Pick up the interview with Ian about running his search marketing agency and keep writing from its last sentence.

[Provided passage — start]

Ian will be speaking about “Building Your Search Agency” at SearchFest 2011, which will take place on February 23rd at the Governor Hotel in Portland, Oregon. Tickets are available now. To purchase, please click the following link.

1) Please give us your background and tell us what you do for a living.

I’m sort of a liberal arts geek. Never studied science or math seriously in college, went to UCLA Law School and graduated in 1993.
But I grew up around computers – both my parents are scientists – so I always looked at them as tools. My first love is really writing and marketing. So after graduating from UCLA Law that’s where I went.

I’ve been a marketer and internet marketer for just over 16 years now, beginning with helping clients use AOL, Prodigy and CompuServe to publish technical materials for prospective customers. That was the start of my company, Portent Interactive (https://www.portent.com), which I’m still running today.

In 1996-7 clients started asking me things like “Why don’t I rank #1 on Alta Vista”. So I started investigating and testing how it all worked. I’ve been a search addict ever since. But I work a lot in other stuff, too: User psychology, social media principles, data visualization, conversion optimization and analytics. The owner of an internet marketing company needs to be a bit of a jack of all trades, or you can’t do the strategic thinking necessary.

I started writing my blog, Conversation Marketing (https://www.conversationmarketing.com), in 2001, and run a fee-based internet marketing training site at https://www.fatfreeguide.com. Those two sites have become a whole division of Portent unto themselves. I love it – I get to write, study and teach marketing, and work with lots of cool clients.

2) Can you talk about some of the important internal company processes that allow your company to function at optimal efficiency?

Before I say too much, I should point out that most of these processes are things I arrived at by accident. CEO of Portent Interactive is my first management job. Hopefully other folks can read this and end up with less trial and error.

Also: We’re a 25-person company. But a lot of what I talk about here works just as well for an individual or a smaller firm:

First and foremost, we codify everything. If there are 20 steps we go through for an SEO site review, those 20 steps are on our internal company blog. If there are sites and tools we should all use, I make sure those are on the blog, too.

Second, we enforce the idea that the company blog is where everyone should go for this information. At least, everyone must start there.

If someone comes into my office with a question, I always ask “Did you check the Fat Free Guide?” (we call our internal training site the Fat Free Guide – the pay-to-play training site is another version of the same content).

Third, we put a lot of time into tools development. One person at Portent works full-time on only one thing: Our crawler toolkit and technology. That toolkit lets us crawl sites of all sizes and automatically diagnose a long list of onsite SEO issues. That lets us scale to huge projects without much strain.

[Provided passage — finish]
[Supplied entries — start]

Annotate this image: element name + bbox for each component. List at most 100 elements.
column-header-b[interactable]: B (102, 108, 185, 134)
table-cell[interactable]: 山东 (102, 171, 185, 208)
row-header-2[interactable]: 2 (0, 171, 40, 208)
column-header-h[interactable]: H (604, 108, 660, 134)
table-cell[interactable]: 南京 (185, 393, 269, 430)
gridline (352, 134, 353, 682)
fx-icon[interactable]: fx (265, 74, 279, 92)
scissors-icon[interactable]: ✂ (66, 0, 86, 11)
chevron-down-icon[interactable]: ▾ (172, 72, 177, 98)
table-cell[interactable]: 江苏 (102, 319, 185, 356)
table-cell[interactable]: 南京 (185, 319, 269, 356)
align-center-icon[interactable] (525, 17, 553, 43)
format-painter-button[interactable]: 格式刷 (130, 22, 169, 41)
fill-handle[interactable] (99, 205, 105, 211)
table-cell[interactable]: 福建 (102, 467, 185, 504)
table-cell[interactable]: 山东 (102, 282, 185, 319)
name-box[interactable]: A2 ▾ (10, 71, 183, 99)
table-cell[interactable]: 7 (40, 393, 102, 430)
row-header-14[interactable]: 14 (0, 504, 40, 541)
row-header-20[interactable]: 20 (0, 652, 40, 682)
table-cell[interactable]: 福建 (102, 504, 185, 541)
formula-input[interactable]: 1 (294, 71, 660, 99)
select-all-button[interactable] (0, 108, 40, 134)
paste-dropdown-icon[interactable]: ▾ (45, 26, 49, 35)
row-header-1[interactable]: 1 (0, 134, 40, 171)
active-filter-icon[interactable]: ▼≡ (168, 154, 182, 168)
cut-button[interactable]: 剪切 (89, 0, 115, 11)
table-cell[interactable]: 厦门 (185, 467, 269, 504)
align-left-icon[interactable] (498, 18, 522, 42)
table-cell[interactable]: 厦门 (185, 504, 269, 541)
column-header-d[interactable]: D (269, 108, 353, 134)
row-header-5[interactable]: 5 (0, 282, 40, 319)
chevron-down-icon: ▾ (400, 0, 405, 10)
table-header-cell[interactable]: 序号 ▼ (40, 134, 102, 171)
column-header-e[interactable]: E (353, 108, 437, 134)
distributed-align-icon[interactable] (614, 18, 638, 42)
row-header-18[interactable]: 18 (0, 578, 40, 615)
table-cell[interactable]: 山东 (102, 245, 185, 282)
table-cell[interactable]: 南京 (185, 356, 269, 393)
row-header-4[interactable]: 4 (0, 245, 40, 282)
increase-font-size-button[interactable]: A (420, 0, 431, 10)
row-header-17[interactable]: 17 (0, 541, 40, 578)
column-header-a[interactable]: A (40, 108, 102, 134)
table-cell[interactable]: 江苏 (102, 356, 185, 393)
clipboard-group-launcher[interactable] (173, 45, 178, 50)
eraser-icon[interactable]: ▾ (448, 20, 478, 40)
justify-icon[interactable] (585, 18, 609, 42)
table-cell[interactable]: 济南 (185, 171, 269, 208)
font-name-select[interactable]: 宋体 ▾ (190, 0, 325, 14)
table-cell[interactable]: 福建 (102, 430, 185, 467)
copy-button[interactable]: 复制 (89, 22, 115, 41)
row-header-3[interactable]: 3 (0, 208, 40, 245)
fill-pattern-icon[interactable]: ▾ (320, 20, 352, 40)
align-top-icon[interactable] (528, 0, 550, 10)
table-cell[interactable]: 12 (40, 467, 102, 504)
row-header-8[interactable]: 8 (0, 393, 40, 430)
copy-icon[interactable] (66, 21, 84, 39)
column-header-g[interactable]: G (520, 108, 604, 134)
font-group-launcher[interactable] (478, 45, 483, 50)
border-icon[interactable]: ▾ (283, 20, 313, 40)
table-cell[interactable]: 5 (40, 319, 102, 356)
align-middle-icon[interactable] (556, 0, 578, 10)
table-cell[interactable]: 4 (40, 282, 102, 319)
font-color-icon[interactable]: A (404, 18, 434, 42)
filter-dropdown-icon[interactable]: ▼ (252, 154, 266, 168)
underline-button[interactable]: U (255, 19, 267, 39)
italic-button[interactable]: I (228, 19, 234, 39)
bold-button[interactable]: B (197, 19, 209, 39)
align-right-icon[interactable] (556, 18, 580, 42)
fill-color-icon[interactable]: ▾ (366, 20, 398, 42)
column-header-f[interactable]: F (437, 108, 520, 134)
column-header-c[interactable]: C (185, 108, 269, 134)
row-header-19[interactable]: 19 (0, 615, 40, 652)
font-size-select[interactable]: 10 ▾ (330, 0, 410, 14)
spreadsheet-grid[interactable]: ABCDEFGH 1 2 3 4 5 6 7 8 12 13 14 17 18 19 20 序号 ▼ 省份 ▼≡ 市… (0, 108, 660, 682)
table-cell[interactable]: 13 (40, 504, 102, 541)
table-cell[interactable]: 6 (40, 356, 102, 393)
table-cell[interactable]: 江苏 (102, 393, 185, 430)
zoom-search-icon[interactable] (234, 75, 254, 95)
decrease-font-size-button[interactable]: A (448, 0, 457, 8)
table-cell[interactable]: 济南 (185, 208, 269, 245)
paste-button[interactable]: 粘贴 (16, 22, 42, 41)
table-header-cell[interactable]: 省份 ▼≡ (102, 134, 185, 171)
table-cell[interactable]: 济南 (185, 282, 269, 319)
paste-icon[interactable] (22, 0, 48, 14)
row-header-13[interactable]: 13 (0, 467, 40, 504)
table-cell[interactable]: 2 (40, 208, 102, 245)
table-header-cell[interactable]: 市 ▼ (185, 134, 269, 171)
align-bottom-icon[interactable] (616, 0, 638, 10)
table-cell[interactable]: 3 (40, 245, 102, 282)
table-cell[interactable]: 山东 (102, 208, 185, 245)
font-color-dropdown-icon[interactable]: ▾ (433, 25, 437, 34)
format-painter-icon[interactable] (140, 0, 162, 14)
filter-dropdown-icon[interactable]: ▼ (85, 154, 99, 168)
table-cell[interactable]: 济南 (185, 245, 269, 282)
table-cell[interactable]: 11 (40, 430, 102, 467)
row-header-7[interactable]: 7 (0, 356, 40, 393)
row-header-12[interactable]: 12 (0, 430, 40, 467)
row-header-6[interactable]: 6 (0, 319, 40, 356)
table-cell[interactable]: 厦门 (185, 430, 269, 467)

[Supplied entries — finish]

▶ [Written response]
Fourth: We minimize meetings. There’s one weekly office-wide meeting to see what’s going on. Everything that happens in the interim is tracked and stored on a common project management site, so folks can check in there.

Fifth: I encourage a sprint-and-pause work style. Staff work in 45-60 minute ‘sprints’ on tasks, then take a break to check e-mail, etc..

Then into the next sprint. We try to break projects up into tasks that fit those sprints.

Finally, we accept the fact that we are not a software development company. We serve clients. That means that interruptions are part of our working environment. So we build our processes, plan projects and schedule work with the assumption that we will all be interrupted.

That’s life. By doing that, we avoid at least some of the headaches that agencies run into when trying to meet deadlines.

There’s more, but those are the basics.

3) When you hire people with no search marketing background, what traits / characteristics do you look for?

We hire very few people who DO have a search marketing background. So these traits are critical:

Intellectual curiosity: I want people who want to learn. If they don’t, they can’t work at Portent, period.

Integrity: I need honest people who are aware of what they don’t know, and are willing to admit it.

Emotional intelligence: Everyone at Portent ends up talking to a client at some point. So they need to know when the person across the meeting table or on the other end of the phone is grinding their teeth in frustration.

Communications skills: If you can’t write at a college level, I can’t use you, unfortunately. That’s true of everyone, including developers and designers.

Math: If you’re going to work on SEO or PPC, you must be good with numbers. I’m not just talking about addition/subtraction. I’m thinking more about ability to grasp, say, how PageRank works, or how to calculate a rolling average.

Mostly, I want smart, curious people who are just a little bit nuts.